» **Your instructions**:
Print the records again, character for character.
-- begin Rows --
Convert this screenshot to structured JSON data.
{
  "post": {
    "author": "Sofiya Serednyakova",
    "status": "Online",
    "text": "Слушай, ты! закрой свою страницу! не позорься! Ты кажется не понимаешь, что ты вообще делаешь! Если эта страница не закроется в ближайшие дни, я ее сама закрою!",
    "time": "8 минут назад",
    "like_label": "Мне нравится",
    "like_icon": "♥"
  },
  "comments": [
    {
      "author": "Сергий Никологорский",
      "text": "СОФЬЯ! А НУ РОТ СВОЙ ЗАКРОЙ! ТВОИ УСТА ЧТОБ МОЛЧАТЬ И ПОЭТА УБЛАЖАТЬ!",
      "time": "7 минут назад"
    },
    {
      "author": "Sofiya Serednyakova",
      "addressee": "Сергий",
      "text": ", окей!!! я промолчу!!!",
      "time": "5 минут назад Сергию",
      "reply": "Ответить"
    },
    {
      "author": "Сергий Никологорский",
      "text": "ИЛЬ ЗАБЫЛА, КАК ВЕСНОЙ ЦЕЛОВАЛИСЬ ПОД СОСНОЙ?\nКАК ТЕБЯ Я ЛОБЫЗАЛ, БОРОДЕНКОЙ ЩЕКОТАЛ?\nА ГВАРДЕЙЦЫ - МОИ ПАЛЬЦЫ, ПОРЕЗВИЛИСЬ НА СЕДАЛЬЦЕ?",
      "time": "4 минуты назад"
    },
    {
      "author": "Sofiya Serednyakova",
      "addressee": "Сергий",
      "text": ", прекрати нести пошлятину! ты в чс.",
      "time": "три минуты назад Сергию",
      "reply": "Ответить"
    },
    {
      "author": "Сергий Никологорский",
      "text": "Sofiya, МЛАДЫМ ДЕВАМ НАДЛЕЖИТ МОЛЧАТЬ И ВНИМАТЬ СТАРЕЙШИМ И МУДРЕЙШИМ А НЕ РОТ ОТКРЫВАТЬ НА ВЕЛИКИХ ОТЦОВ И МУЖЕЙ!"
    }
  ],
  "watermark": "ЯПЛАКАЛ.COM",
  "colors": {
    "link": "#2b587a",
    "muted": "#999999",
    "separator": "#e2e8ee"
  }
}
-- end Rows --
» **Complete response**:
Convert this screenshot to structured JSON data.
{
  "post": {
    "author": "Sofiya Serednyakova",
    "status": "Online",
    "text": "Слушай, ты! закрой свою страницу! не позорься! Ты кажется не понимаешь, что ты вообще делаешь! Если эта страница не закроется в ближайшие дни, я ее сама закрою!",
    "time": "8 минут назад",
    "like_label": "Мне нравится",
    "like_icon": "♥"
  },
  "comments": [
    {
      "author": "Сергий Никологорский",
      "text": "СОФЬЯ! А НУ РОТ СВОЙ ЗАКРОЙ! ТВОИ УСТА ЧТОБ МОЛЧАТЬ И ПОЭТА УБЛАЖАТЬ!",
      "time": "7 минут назад"
    },
    {
      "author": "Sofiya Serednyakova",
      "addressee": "Сергий",
      "text": ", окей!!! я промолчу!!!",
      "time": "5 минут назад Сергию",
      "reply": "Ответить"
    },
    {
      "author": "Сергий Никологорский",
      "text": "ИЛЬ ЗАБЫЛА, КАК ВЕСНОЙ ЦЕЛОВАЛИСЬ ПОД СОСНОЙ?\nКАК ТЕБЯ Я ЛОБЫЗАЛ, БОРОДЕНКОЙ ЩЕКОТАЛ?\nА ГВАРДЕЙЦЫ - МОИ ПАЛЬЦЫ, ПОРЕЗВИЛИСЬ НА СЕДАЛЬЦЕ?",
      "time": "4 минуты назад"
    },
    {
      "author": "Sofiya Serednyakova",
      "addressee": "Сергий",
      "text": ", прекрати нести пошлятину! ты в чс.",
      "time": "три минуты назад Сергию",
      "reply": "Ответить"
    },
    {
      "author": "Сергий Никологорский",
      "text": "Sofiya, МЛАДЫМ ДЕВАМ НАДЛЕЖИТ МОЛЧАТЬ И ВНИМАТЬ СТАРЕЙШИМ И МУДРЕЙШИМ А НЕ РОТ ОТКРЫВАТЬ НА ВЕЛИКИХ ОТЦОВ И МУЖЕЙ!"
    }
  ],
  "watermark": "ЯПЛАКАЛ.COM",
  "colors": {
    "link": "#2b587a",
    "muted": "#999999",
    "separator": "#e2e8ee"
  }
}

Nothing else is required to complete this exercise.